Copy every line, leaving nothing out and adding nothing.
===== INPUT RECORDS
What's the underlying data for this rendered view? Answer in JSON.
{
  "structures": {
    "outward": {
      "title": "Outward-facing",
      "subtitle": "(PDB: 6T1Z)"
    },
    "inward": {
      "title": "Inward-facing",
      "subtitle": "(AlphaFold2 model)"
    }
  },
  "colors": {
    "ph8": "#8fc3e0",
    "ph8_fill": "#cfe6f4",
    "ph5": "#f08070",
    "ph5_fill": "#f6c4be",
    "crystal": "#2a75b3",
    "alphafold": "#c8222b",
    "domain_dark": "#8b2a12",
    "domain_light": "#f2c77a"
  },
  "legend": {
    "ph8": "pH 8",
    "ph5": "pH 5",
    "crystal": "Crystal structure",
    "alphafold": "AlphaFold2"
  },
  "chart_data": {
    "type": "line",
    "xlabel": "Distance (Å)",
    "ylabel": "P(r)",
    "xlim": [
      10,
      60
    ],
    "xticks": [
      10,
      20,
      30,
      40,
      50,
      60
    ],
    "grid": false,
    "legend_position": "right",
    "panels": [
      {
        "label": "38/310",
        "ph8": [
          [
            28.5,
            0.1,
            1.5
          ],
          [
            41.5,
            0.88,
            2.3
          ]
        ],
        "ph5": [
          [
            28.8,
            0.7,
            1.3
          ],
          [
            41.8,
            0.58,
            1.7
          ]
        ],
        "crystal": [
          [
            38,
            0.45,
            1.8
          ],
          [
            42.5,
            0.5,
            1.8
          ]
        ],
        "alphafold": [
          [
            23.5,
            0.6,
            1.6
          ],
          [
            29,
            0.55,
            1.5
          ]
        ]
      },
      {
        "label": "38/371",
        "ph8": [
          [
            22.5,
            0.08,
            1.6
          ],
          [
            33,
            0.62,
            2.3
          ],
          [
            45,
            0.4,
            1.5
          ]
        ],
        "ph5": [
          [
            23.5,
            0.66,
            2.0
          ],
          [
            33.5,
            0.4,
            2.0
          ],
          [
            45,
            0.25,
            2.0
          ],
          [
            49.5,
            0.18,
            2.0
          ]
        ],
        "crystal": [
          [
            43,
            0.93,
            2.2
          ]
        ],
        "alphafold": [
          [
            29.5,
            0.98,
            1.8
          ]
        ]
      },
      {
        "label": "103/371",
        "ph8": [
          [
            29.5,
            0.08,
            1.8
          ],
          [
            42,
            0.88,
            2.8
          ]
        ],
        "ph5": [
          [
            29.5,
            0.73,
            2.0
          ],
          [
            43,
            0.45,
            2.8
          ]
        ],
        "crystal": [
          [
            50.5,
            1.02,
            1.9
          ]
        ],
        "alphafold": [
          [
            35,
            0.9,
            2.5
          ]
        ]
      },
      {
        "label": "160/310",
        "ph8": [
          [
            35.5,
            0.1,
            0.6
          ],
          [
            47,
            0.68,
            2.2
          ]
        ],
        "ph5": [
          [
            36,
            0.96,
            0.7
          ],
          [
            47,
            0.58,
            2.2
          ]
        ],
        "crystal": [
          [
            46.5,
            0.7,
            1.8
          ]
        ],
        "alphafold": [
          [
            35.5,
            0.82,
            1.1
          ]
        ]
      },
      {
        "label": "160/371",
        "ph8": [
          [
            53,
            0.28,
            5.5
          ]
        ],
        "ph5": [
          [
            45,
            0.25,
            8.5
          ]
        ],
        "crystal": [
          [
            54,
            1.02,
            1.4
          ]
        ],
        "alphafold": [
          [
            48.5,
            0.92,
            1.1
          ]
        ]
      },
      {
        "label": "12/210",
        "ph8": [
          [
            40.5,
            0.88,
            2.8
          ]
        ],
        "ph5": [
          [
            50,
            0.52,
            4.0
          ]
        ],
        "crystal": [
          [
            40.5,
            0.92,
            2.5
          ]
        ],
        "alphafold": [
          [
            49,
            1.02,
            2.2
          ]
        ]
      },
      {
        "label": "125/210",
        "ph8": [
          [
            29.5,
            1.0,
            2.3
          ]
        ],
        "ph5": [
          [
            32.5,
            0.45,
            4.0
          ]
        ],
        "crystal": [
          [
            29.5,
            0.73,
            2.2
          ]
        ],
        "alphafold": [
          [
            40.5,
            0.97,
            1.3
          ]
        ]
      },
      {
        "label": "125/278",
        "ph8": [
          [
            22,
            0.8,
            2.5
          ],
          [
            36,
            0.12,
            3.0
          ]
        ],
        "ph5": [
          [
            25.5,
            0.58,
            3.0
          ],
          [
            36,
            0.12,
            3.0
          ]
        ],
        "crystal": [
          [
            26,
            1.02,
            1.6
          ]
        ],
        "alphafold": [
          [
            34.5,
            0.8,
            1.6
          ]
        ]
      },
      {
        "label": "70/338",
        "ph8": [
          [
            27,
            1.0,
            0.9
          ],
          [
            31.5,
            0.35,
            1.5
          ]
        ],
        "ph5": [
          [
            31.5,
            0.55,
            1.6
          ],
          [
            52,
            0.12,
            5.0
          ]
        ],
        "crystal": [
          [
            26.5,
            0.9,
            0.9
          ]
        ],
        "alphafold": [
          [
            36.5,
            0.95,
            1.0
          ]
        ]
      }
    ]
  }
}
==========
**REPLY TO THE EXERCISE**
What's the underlying data for this rendered view? Answer in JSON.
{
  "structures": {
    "outward": {
      "title": "Outward-facing",
      "subtitle": "(PDB: 6T1Z)"
    },
    "inward": {
      "title": "Inward-facing",
      "subtitle": "(AlphaFold2 model)"
    }
  },
  "colors": {
    "ph8": "#8fc3e0",
    "ph8_fill": "#cfe6f4",
    "ph5": "#f08070",
    "ph5_fill": "#f6c4be",
    "crystal": "#2a75b3",
    "alphafold": "#c8222b",
    "domain_dark": "#8b2a12",
    "domain_light": "#f2c77a"
  },
  "legend": {
    "ph8": "pH 8",
    "ph5": "pH 5",
    "crystal": "Crystal structure",
    "alphafold": "AlphaFold2"
  },
  "chart_data": {
    "type": "line",
    "xlabel": "Distance (Å)",
    "ylabel": "P(r)",
    "xlim": [
      10,
      60
    ],
    "xticks": [
      10,
      20,
      30,
      40,
      50,
      60
    ],
    "grid": false,
    "legend_position": "right",
    "panels": [
      {
        "label": "38/310",
        "ph8": [
          [
            28.5,
            0.1,
            1.5
          ],
          [
            41.5,
            0.88,
            2.3
          ]
        ],
        "ph5": [
          [
            28.8,
            0.7,
            1.3
          ],
          [
            41.8,
            0.58,
            1.7
          ]
        ],
        "crystal": [
          [
            38,
            0.45,
            1.8
          ],
          [
            42.5,
            0.5,
            1.8
          ]
        ],
        "alphafold": [
          [
            23.5,
            0.6,
            1.6
          ],
          [
            29,
            0.55,
            1.5
          ]
        ]
      },
      {
        "label": "38/371",
        "ph8": [
          [
            22.5,
            0.08,
            1.6
          ],
          [
            33,
            0.62,
            2.3
          ],
          [
            45,
            0.4,
            1.5
          ]
        ],
        "ph5": [
          [
            23.5,
            0.66,
            2.0
          ],
          [
            33.5,
            0.4,
            2.0
          ],
          [
            45,
            0.25,
            2.0
          ],
          [
            49.5,
            0.18,
            2.0
          ]
        ],
        "crystal": [
          [
            43,
            0.93,
            2.2
          ]
        ],
        "alphafold": [
          [
            29.5,
            0.98,
            1.8
          ]
        ]
      },
      {
        "label": "103/371",
        "ph8": [
          [
            29.5,
            0.08,
            1.8
          ],
          [
            42,
            0.88,
            2.8
          ]
        ],
        "ph5": [
          [
            29.5,
            0.73,
            2.0
          ],
          [
            43,
            0.45,
            2.8
          ]
        ],
        "crystal": [
          [
            50.5,
            1.02,
            1.9
          ]
        ],
        "alphafold": [
          [
            35,
            0.9,
            2.5
          ]
        ]
      },
      {
        "label": "160/310",
        "ph8": [
          [
            35.5,
            0.1,
            0.6
          ],
          [
            47,
            0.68,
            2.2
          ]
        ],
        "ph5": [
          [
            36,
            0.96,
            0.7
          ],
          [
            47,
            0.58,
            2.2
          ]
        ],
        "crystal": [
          [
            46.5,
            0.7,
            1.8
          ]
        ],
        "alphafold": [
          [
            35.5,
            0.82,
            1.1
          ]
        ]
      },
      {
        "label": "160/371",
        "ph8": [
          [
            53,
            0.28,
            5.5
          ]
        ],
        "ph5": [
          [
            45,
            0.25,
            8.5
          ]
        ],
        "crystal": [
          [
            54,
            1.02,
            1.4
          ]
        ],
        "alphafold": [
          [
            48.5,
            0.92,
            1.1
          ]
        ]
      },
      {
        "label": "12/210",
        "ph8": [
          [
            40.5,
            0.88,
            2.8
          ]
        ],
        "ph5": [
          [
            50,
            0.52,
            4.0
          ]
        ],
        "crystal": [
          [
            40.5,
            0.92,
            2.5
          ]
        ],
        "alphafold": [
          [
            49,
            1.02,
            2.2
          ]
        ]
      },
      {
        "label": "125/210",
        "ph8": [
          [
            29.5,
            1.0,
            2.3
          ]
        ],
        "ph5": [
          [
            32.5,
            0.45,
            4.0
          ]
        ],
        "crystal": [
          [
            29.5,
            0.73,
            2.2
          ]
        ],
        "alphafold": [
          [
            40.5,
            0.97,
            1.3
          ]
        ]
      },
      {
        "label": "125/278",
        "ph8": [
          [
            22,
            0.8,
            2.5
          ],
          [
            36,
            0.12,
            3.0
          ]
        ],
        "ph5": [
          [
            25.5,
            0.58,
            3.0
          ],
          [
            36,
            0.12,
            3.0
          ]
        ],
        "crystal": [
          [
            26,
            1.02,
            1.6
          ]
        ],
        "alphafold": [
          [
            34.5,
            0.8,
            1.6
          ]
        ]
      },
      {
        "label": "70/338",
        "ph8": [
          [
            27,
            1.0,
            0.9
          ],
          [
            31.5,
            0.35,
            1.5
          ]
        ],
        "ph5": [
          [
            31.5,
            0.55,
            1.6
          ],
          [
            52,
            0.12,
            5.0
          ]
        ],
        "crystal": [
          [
            26.5,
            0.9,
            0.9
          ]
        ],
        "alphafold": [
          [
            36.5,
            0.95,
            1.0
          ]
        ]
      }
    ]
  }
}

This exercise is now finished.